-- begin EXCERPTED RECORDS --

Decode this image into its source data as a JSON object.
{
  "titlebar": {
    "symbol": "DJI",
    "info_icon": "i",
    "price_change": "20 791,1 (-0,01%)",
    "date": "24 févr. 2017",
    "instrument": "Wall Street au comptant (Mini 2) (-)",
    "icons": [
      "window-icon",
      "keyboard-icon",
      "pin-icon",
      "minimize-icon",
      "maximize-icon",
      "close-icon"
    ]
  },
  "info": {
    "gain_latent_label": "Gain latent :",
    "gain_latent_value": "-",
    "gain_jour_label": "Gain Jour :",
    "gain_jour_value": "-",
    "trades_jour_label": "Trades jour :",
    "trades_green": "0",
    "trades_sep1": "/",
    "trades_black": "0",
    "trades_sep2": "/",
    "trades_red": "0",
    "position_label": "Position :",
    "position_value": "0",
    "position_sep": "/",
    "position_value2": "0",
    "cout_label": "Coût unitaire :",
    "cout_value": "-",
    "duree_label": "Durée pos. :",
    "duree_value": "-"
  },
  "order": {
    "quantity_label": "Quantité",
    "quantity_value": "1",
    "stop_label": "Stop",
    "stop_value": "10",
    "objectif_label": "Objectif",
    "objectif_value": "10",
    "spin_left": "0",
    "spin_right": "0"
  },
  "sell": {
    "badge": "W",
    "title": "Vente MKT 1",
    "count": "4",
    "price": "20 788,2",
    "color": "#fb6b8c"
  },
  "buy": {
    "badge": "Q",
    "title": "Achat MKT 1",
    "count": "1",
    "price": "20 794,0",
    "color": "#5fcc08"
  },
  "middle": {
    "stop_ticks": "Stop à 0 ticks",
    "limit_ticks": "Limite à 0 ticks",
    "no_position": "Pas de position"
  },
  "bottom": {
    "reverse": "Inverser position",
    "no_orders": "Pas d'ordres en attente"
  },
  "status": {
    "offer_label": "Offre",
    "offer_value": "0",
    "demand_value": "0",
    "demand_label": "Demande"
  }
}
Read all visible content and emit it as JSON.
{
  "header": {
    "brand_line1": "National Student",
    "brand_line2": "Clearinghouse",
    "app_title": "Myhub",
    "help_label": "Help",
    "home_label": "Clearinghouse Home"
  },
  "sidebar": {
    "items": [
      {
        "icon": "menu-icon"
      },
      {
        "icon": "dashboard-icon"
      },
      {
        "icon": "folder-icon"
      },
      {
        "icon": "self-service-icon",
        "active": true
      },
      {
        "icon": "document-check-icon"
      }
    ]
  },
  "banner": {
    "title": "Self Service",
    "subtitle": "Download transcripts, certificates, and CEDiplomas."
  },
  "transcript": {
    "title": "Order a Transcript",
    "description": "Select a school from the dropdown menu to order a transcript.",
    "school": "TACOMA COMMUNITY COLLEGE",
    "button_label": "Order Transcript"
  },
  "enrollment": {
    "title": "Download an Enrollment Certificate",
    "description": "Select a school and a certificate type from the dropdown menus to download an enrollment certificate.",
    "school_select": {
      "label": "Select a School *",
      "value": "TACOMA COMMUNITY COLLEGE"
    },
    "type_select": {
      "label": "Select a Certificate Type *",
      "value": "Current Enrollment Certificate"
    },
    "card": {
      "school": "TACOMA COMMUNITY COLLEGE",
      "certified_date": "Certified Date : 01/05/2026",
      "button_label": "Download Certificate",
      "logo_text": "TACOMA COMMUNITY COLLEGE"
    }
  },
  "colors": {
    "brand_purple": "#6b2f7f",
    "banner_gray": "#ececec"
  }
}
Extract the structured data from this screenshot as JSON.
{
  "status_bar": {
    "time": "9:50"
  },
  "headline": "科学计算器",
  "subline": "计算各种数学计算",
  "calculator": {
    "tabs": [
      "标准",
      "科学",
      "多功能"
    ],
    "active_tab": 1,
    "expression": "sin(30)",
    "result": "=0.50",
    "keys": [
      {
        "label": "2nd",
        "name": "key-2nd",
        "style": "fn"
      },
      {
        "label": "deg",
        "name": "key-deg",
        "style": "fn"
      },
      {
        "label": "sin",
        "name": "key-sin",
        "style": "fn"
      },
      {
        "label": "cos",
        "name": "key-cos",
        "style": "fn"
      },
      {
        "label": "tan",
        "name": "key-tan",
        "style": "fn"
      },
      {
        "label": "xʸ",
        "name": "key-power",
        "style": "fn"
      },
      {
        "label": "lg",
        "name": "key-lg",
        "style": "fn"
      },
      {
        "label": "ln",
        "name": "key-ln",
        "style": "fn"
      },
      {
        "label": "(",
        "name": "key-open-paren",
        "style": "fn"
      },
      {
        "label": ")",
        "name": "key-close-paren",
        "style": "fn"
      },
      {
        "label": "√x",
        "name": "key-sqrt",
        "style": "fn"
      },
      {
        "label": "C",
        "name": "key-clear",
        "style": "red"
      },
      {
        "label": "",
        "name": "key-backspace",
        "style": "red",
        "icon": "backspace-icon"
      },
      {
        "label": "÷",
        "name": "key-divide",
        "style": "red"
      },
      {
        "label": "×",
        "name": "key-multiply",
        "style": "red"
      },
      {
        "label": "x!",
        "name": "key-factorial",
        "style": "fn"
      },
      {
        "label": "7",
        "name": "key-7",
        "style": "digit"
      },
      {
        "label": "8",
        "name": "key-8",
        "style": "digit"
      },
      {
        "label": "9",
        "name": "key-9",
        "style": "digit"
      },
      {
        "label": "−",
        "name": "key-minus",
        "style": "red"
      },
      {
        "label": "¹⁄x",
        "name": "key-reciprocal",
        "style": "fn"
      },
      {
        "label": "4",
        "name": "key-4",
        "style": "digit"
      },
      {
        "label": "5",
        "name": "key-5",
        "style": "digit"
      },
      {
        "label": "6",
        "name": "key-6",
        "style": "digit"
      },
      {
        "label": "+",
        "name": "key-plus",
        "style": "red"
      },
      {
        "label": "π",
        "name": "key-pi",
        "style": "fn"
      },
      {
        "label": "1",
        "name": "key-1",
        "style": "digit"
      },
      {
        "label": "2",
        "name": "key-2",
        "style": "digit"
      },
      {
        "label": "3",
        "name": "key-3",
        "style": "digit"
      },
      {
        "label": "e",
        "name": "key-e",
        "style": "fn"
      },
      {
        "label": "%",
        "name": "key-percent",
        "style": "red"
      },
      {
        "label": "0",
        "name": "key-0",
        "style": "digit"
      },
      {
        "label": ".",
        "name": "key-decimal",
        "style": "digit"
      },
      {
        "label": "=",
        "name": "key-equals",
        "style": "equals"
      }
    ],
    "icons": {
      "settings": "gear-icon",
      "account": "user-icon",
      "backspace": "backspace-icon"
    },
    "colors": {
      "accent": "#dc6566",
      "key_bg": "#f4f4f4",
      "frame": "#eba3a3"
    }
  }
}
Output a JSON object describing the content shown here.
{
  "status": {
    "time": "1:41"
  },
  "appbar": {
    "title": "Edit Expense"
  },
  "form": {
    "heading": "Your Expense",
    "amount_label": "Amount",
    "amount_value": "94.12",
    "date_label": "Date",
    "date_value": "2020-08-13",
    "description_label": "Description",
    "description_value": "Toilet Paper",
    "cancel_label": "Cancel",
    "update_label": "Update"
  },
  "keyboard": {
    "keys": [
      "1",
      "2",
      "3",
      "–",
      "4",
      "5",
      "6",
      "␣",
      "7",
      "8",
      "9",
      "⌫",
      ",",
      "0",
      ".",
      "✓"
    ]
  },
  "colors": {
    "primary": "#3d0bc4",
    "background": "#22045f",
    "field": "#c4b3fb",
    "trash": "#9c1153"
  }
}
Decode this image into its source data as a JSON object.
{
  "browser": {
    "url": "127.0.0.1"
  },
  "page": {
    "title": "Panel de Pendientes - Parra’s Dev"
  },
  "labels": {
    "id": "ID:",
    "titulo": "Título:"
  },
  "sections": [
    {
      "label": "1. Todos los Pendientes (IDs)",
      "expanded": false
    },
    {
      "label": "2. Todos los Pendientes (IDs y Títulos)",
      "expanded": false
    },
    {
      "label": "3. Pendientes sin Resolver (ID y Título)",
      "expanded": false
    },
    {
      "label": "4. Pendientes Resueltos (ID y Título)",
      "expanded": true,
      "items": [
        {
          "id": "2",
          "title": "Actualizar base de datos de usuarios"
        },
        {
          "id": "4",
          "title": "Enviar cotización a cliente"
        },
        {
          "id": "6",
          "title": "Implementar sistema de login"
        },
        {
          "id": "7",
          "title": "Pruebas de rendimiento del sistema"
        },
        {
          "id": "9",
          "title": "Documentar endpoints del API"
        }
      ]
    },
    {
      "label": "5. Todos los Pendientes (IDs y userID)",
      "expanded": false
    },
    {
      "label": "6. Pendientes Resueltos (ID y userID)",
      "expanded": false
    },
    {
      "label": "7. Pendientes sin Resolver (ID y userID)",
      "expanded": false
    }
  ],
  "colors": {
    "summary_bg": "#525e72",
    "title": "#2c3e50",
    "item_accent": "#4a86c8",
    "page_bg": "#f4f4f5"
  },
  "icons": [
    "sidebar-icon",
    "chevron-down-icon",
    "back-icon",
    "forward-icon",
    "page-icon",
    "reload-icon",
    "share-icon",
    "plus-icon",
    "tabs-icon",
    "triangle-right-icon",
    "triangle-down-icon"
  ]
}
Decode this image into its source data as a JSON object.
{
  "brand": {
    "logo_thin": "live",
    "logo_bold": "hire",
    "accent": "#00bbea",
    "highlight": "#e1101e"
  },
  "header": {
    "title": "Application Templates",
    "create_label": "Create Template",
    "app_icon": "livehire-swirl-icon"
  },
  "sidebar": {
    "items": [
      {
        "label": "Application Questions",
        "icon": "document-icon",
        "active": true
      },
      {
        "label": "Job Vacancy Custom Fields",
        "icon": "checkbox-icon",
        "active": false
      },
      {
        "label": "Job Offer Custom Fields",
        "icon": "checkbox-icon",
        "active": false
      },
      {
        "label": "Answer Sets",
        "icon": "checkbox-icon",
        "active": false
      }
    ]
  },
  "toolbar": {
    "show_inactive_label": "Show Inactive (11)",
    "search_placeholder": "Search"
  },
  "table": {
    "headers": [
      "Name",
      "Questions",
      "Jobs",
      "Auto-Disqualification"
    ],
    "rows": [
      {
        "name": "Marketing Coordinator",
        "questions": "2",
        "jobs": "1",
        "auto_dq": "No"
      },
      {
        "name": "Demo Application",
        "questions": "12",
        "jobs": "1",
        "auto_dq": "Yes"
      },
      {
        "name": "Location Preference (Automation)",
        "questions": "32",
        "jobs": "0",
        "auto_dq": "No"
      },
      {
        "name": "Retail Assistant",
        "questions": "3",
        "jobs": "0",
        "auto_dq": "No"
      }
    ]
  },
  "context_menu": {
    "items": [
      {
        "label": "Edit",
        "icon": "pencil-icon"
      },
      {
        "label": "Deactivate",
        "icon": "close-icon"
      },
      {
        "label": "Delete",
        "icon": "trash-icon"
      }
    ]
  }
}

-- end EXCERPTED RECORDS --

-- WHAT TO WORK ON --
Copy out each line that contains the word "Application".

-- RESULT OF THE EXERCISE --
    "title": "Application Templates",
        "label": "Application Questions",
        "name": "Demo Application",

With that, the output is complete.